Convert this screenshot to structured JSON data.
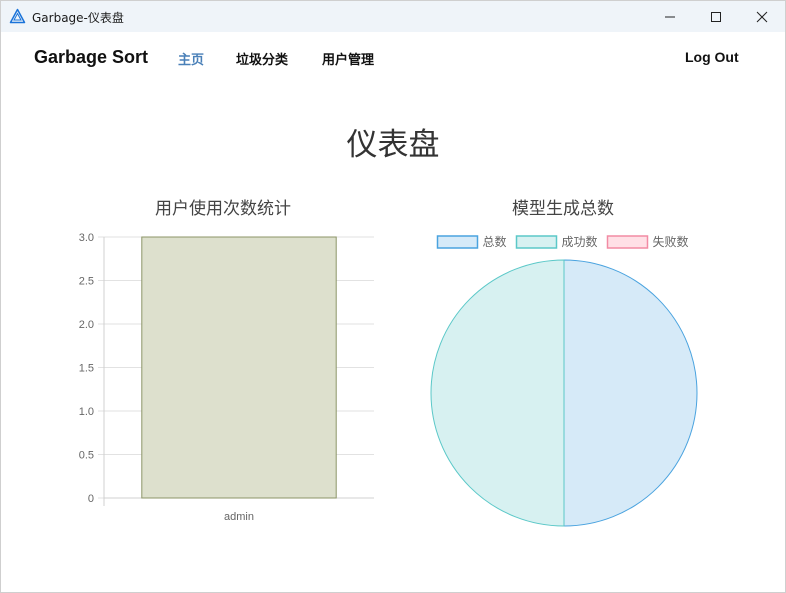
{
  "window": {
    "title": "Garbage-仪表盘",
    "app_icon": "recycle-triangle-icon",
    "controls": [
      "minimize-icon",
      "maximize-icon",
      "close-icon"
    ]
  },
  "navbar": {
    "brand": "Garbage Sort",
    "links": [
      {
        "label": "主页",
        "active": true
      },
      {
        "label": "垃圾分类",
        "active": false
      },
      {
        "label": "用户管理",
        "active": false
      }
    ],
    "logout": "Log Out",
    "active_color": "#4a80b8"
  },
  "page": {
    "title": "仪表盘"
  },
  "chart_data": [
    {
      "type": "bar",
      "title": "用户使用次数统计",
      "categories": [
        "admin"
      ],
      "values": [
        3
      ],
      "ylim": [
        0,
        3
      ],
      "yticks": [
        "0",
        "0.5",
        "1.0",
        "1.5",
        "2.0",
        "2.5",
        "3.0"
      ],
      "grid": true,
      "colors": {
        "fill": "#dde0cd",
        "stroke": "#8c9467"
      }
    },
    {
      "type": "pie",
      "title": "模型生成总数",
      "legend_position": "top",
      "labels": [
        "总数",
        "成功数",
        "失败数"
      ],
      "values": [
        1,
        1,
        0
      ],
      "colors": [
        {
          "fill": "#d6eaf8",
          "stroke": "#4aa3df"
        },
        {
          "fill": "#d7f1f1",
          "stroke": "#5bc8c8"
        },
        {
          "fill": "#ffe0e6",
          "stroke": "#f28ba4"
        }
      ]
    }
  ]
}
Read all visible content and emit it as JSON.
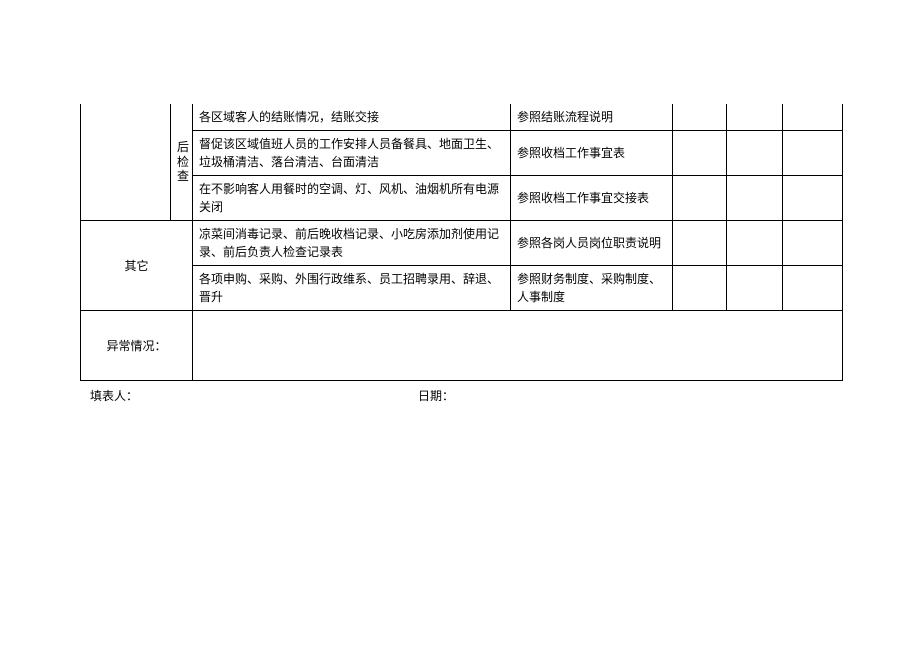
{
  "rows": [
    {
      "stage": "后",
      "task": "各区域客人的结账情况，结账交接",
      "ref": "参照结账流程说明"
    },
    {
      "stage": "检",
      "task": "督促该区域值班人员的工作安排人员备餐具、地面卫生、垃圾桶清洁、落台清洁、台面清洁",
      "ref": "参照收档工作事宜表"
    },
    {
      "stage": "查",
      "task": "在不影响客人用餐时的空调、灯、风机、油烟机所有电源关闭",
      "ref": "参照收档工作事宜交接表"
    }
  ],
  "other": {
    "label": "其它",
    "items": [
      {
        "task": "凉菜间消毒记录、前后晚收档记录、小吃房添加剂使用记录、前后负责人检查记录表",
        "ref": "参照各岗人员岗位职责说明"
      },
      {
        "task": "各项申购、采购、外围行政维系、员工招聘录用、辞退、晋升",
        "ref": "参照财务制度、采购制度、人事制度"
      }
    ]
  },
  "exception": {
    "label": "异常情况：",
    "value": ""
  },
  "footer": {
    "filler_label": "填表人：",
    "date_label": "日期："
  }
}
+ + + +
**Exercise prompt**
Begin at the line containing "Read all visible content and emit it as JSON." and extract every line through the end of the records, inclusive, exactly and only; omit pictures.

**Output of the exercise**
Read all visible content and emit it as JSON.
{
  "rows": [
    {
      "stage": "后",
      "task": "各区域客人的结账情况，结账交接",
      "ref": "参照结账流程说明"
    },
    {
      "stage": "检",
      "task": "督促该区域值班人员的工作安排人员备餐具、地面卫生、垃圾桶清洁、落台清洁、台面清洁",
      "ref": "参照收档工作事宜表"
    },
    {
      "stage": "查",
      "task": "在不影响客人用餐时的空调、灯、风机、油烟机所有电源关闭",
      "ref": "参照收档工作事宜交接表"
    }
  ],
  "other": {
    "label": "其它",
    "items": [
      {
        "task": "凉菜间消毒记录、前后晚收档记录、小吃房添加剂使用记录、前后负责人检查记录表",
        "ref": "参照各岗人员岗位职责说明"
      },
      {
        "task": "各项申购、采购、外围行政维系、员工招聘录用、辞退、晋升",
        "ref": "参照财务制度、采购制度、人事制度"
      }
    ]
  },
  "exception": {
    "label": "异常情况：",
    "value": ""
  },
  "footer": {
    "filler_label": "填表人：",
    "date_label": "日期："
  }
}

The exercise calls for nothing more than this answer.